Aufgabenstellung 1.
Beantworte anhand des Textes über die Ifeu-Studie zu Müllbeuteln diese Fragen:
(a) Wie viele Kilogramm Kohlendioxid-Äquivalente entstehen bei der Verwendung von 1.000 20-Liter-Biopar-Beuteln?
(b) Welcher Wert an Rohöl-Äquivalenten wird für 1.000 PE-Beutel genannt?
(c) Was ist laut den Wissenschaftlern notwendig, um die Umwelteigenschaft der Müllbeutel aus Bioplastics zu verbessern?
Aufgabenstellung 2.
Stelle Zeilen der Datensätze als nummerierte Liste dar und lass Leerzeilen weg. Beginne mit der ersten Zeile der Datensätze und höre nach der Zeile auf, die „Text: Contains HM“ enthält.

Vorliegender Text.
'''
Die Ifeu-Wissenschaftler wählten einen umfangreichen Ansatz: Um die Umweltauswirkungen der in der Müllbeutelproduktion eingesetzen drei Materialien zu testen, wurde ein breites Spektrum an Indikatoren herangezogen. Zahlreiche dieser Indikatoren können einer sogenannten ressourcenbezogenen Kategorie zugeordnet werden, wie beispielsweise der Abbau fossiler Energieressourcen, andere widerum einer emissionsbezogenen Kategorie, wie zum Beispiel dem Klimawandel, der Versauerung der Böden, der Bildung von Sommersmog und der Eutrophierung von Ökosystemen, die durch Nährstoffanreicherungen in Gewässern und Böden entstehen.

Große Ergebnisbandbreite

Die am Ifeu-Institut ermittelten Ergebnisse weisen zum Teil eine große Bandbreite auf. Beispielsweise beim Klimawandel: Hier emittieren beispielsweise bei der Verwendung von 1.000 20-Liter-Biopar-Beuteln etwa 90 Kilogramm Kohlendioxid-Äquivalente. Wird die gleiche Menge an Müllbeuteln aus Polyethylen verwendet, sind es hingegen nur 30 bis 40 Kilogramm. Nur bei der Verwendung von Müllbeuteln aus Post-Consumer-Rezyklaten ist die Zahl der Kohlendioxid-Äquivalente noch geringer. Ähnlich die Ergebnisse beim fossilen Ressourcenverbrauch. Dort kommen die Wissenschaftler zu dem Ergebnis, dass auf 1.000 Biopar-Beutel etwa 17 Kilogramm Rohöl-Äquivalente entfallen.

Demgegen­über liegt der Wert für 1.000 PE-Beutel bei 6 bis 10 Kilogramm. Auch hier liegen jedoch die PE-Werte noch über den PCR-Werten, die in den untersuchten Szenarien teilweise deutlich von Energiegutschriften profitieren.
Nachteile sehen die Wissenschaftler bei den Biopar-Beuteln im Vergleich zu den PE-Beuteln in der stärkeren Dicke der Bioplastics-Folien und der damit verbundenen höheren Materialmenge. Hier sehen sie aber noch erhebliches Verbesserungspotenzial der Müllbeutel aus Bioplastics. So könnte die Umwelt­eigenschaft dieser Müllbeutel noch erheblich verbessert werden, beispielsweise durch eine Kombination von Material-, Design- und technischen Verbesserungen. Hierzu sei jedoch eine engere Kooperation innerhalb der Zulieferkette notwendig.

Damit konnten die Wissenschaftler vom Ifeu-Institut die ursprünglich vermuteten ökologischen Vorteile von Bioplastics-Materialien – zumindest bei Müllbeuteln – nicht bestätigen. Im Gegenteil. Die Studie zeigt nach Aussage ihrer Auftraggeber deutlich, dass die „geplanten gesetzlichen Diskriminierungen herkömmlicher Kunststoffe beim Einsatz in Müllbeuteln … ökologisch nicht zu rechtfertigen sind“.
'''
Bereitgestelltes Material.
'''
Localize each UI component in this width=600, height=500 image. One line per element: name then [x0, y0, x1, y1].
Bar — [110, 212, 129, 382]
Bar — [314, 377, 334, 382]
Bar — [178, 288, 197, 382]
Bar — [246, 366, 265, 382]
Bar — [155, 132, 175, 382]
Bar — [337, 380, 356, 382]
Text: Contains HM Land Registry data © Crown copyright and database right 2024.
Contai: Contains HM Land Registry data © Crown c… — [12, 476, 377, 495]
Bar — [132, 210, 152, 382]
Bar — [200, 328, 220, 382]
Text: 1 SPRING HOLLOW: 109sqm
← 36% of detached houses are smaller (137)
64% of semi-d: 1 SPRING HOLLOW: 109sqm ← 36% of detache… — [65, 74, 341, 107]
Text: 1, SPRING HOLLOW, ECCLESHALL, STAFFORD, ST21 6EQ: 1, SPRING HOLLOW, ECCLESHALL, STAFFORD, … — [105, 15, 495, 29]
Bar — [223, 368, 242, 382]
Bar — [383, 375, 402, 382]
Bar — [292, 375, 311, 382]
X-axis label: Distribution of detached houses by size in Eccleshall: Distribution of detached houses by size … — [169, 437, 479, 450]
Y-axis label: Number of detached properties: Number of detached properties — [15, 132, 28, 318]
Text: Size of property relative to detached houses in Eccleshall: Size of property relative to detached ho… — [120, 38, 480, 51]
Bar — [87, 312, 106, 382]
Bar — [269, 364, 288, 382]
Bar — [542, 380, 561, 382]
'''
Endgültige Antwort 1.
(a) Etwa 90 Kilogramm.
(b) 6 bis 10 Kilogramm.
(c) Eine engere Kooperation innerhalb der Zulieferkette.

Endgültige Antwort 2.
1. Localize each UI component in this width=600, height=500 image. One line per element: name then [x0, y0, x1, y1].
2. Bar — [110, 212, 129, 382]
3. Bar — [314, 377, 334, 382]
4. Bar — [178, 288, 197, 382]
5. Bar — [246, 366, 265, 382]
6. Bar — [155, 132, 175, 382]
7. Bar — [337, 380, 356, 382]
8. Text: Contains HM Land Registry data © Crown copyright and database right 2024.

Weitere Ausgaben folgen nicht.